*Exercise objective*
Omit all pictures, then retype the data exactly as given.

*Data rows*
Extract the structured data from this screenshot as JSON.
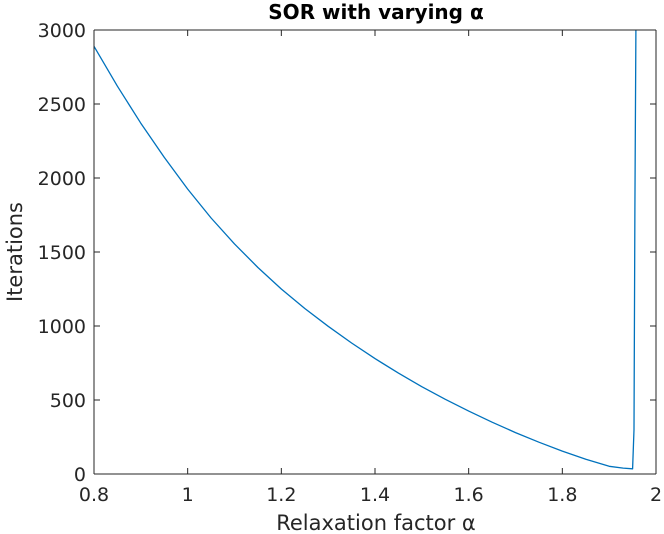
{
  "chart_data": {
    "type": "line",
    "title": "SOR with varying α",
    "xlabel": "Relaxation factor α",
    "ylabel": "Iterations",
    "xlim": [
      0.8,
      2.0
    ],
    "ylim": [
      0,
      3000
    ],
    "grid": false,
    "x_ticks": [
      0.8,
      1.0,
      1.2,
      1.4,
      1.6,
      1.8,
      2.0
    ],
    "x_tick_labels": [
      "0.8",
      "1",
      "1.2",
      "1.4",
      "1.6",
      "1.8",
      "2"
    ],
    "y_ticks": [
      0,
      500,
      1000,
      1500,
      2000,
      2500,
      3000
    ],
    "y_tick_labels": [
      "0",
      "500",
      "1000",
      "1500",
      "2000",
      "2500",
      "3000"
    ],
    "series": [
      {
        "color": "#0072bd",
        "x": [
          0.8,
          0.85,
          0.9,
          0.95,
          1.0,
          1.05,
          1.1,
          1.15,
          1.2,
          1.25,
          1.3,
          1.35,
          1.4,
          1.45,
          1.5,
          1.55,
          1.6,
          1.65,
          1.7,
          1.75,
          1.8,
          1.85,
          1.9,
          1.93,
          1.95,
          1.953,
          1.955,
          1.957
        ],
        "y": [
          2890,
          2620,
          2370,
          2140,
          1925,
          1730,
          1555,
          1395,
          1250,
          1118,
          998,
          885,
          780,
          682,
          590,
          505,
          425,
          350,
          280,
          215,
          155,
          100,
          52,
          40,
          35,
          300,
          1800,
          3000
        ]
      }
    ]
  }
}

*Solved problem*
Extract the structured data from this screenshot as JSON.
{
  "chart_data": {
    "type": "line",
    "title": "SOR with varying α",
    "xlabel": "Relaxation factor α",
    "ylabel": "Iterations",
    "xlim": [
      0.8,
      2.0
    ],
    "ylim": [
      0,
      3000
    ],
    "grid": false,
    "x_ticks": [
      0.8,
      1.0,
      1.2,
      1.4,
      1.6,
      1.8,
      2.0
    ],
    "x_tick_labels": [
      "0.8",
      "1",
      "1.2",
      "1.4",
      "1.6",
      "1.8",
      "2"
    ],
    "y_ticks": [
      0,
      500,
      1000,
      1500,
      2000,
      2500,
      3000
    ],
    "y_tick_labels": [
      "0",
      "500",
      "1000",
      "1500",
      "2000",
      "2500",
      "3000"
    ],
    "series": [
      {
        "color": "#0072bd",
        "x": [
          0.8,
          0.85,
          0.9,
          0.95,
          1.0,
          1.05,
          1.1,
          1.15,
          1.2,
          1.25,
          1.3,
          1.35,
          1.4,
          1.45,
          1.5,
          1.55,
          1.6,
          1.65,
          1.7,
          1.75,
          1.8,
          1.85,
          1.9,
          1.93,
          1.95,
          1.953,
          1.955,
          1.957
        ],
        "y": [
          2890,
          2620,
          2370,
          2140,
          1925,
          1730,
          1555,
          1395,
          1250,
          1118,
          998,
          885,
          780,
          682,
          590,
          505,
          425,
          350,
          280,
          215,
          155,
          100,
          52,
          40,
          35,
          300,
          1800,
          3000
        ]
      }
    ]
  }
}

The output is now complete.